Problem description: Identify each line below containing the string "High" and copy it.

Extracted records
※
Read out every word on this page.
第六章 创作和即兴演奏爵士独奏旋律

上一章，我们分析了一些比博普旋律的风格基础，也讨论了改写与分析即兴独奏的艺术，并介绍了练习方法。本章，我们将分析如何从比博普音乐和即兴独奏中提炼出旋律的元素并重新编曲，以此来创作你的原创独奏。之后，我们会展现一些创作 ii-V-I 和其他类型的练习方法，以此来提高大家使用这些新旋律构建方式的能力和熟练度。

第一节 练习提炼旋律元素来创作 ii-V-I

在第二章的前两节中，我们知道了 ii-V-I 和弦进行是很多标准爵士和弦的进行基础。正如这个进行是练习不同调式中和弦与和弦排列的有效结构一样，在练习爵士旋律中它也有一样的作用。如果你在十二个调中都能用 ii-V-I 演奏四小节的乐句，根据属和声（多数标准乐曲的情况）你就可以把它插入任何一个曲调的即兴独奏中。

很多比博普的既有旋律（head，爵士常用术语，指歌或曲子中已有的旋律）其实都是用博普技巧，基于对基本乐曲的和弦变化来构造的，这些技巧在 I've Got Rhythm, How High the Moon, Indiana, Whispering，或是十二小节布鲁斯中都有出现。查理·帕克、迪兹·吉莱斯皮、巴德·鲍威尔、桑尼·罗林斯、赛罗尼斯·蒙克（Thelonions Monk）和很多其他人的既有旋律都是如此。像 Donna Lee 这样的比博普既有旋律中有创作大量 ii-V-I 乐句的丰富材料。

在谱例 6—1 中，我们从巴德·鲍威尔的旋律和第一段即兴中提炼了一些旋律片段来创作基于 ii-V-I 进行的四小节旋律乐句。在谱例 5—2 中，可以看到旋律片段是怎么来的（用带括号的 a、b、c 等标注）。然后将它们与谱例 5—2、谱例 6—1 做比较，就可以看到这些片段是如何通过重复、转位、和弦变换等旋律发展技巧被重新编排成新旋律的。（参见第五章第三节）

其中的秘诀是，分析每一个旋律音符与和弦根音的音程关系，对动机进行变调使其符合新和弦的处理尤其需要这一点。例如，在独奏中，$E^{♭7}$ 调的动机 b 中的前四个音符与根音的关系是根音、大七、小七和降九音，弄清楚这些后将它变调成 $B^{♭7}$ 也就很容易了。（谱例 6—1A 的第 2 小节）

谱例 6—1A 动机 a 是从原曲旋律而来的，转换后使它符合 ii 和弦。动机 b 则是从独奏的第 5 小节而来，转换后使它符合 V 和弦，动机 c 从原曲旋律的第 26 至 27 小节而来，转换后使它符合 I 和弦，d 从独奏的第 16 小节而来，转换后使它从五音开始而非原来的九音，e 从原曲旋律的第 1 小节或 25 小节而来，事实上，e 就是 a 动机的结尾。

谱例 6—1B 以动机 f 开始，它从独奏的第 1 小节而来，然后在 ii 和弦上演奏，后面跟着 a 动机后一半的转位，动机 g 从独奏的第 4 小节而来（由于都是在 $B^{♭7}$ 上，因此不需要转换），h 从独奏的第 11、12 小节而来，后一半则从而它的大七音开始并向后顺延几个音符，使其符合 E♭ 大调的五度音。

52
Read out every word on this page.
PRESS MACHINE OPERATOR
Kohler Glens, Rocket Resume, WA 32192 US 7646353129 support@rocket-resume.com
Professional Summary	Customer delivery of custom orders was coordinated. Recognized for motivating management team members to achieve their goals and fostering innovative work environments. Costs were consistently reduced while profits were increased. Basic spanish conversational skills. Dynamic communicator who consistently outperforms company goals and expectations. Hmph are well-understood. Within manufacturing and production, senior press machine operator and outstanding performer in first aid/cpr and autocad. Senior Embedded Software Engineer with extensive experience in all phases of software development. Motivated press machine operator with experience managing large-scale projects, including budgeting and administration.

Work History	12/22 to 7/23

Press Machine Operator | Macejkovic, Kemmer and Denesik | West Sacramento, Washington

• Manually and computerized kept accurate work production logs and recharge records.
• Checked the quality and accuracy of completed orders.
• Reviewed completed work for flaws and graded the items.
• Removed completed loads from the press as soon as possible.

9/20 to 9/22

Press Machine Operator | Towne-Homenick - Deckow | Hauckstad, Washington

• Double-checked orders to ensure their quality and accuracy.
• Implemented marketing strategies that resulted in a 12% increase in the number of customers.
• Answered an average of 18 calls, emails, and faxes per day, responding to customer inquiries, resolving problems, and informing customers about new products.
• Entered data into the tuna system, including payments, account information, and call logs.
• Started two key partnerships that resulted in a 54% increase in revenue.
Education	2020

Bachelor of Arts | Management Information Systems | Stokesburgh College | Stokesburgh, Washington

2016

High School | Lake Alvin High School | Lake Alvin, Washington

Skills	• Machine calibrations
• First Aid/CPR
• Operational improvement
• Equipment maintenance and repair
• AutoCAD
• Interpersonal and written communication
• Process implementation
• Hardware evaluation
※
Answer in full:
很多比博普的既有旋律（head，爵士常用术语，指歌或曲子中已有的旋律）其实都是用博普技巧，基于对基本乐曲的和弦变化来构造的，这些技巧在 I've Got Rhythm, How High the Moon, Indiana, Whispering，或是十二小节布鲁斯中都有出现。查理·帕克、迪兹·吉莱斯皮、巴德·鲍威尔、桑尼·罗林斯、赛罗尼斯·蒙克（Thelonions Monk）和很多其他人的既有旋律都是如此。像 Donna Lee 这样的比博普既有旋律中有创作大量 ii-V-I 乐句的丰富材料。
High School | Lake Alvin High School | Lake Alvin, Washington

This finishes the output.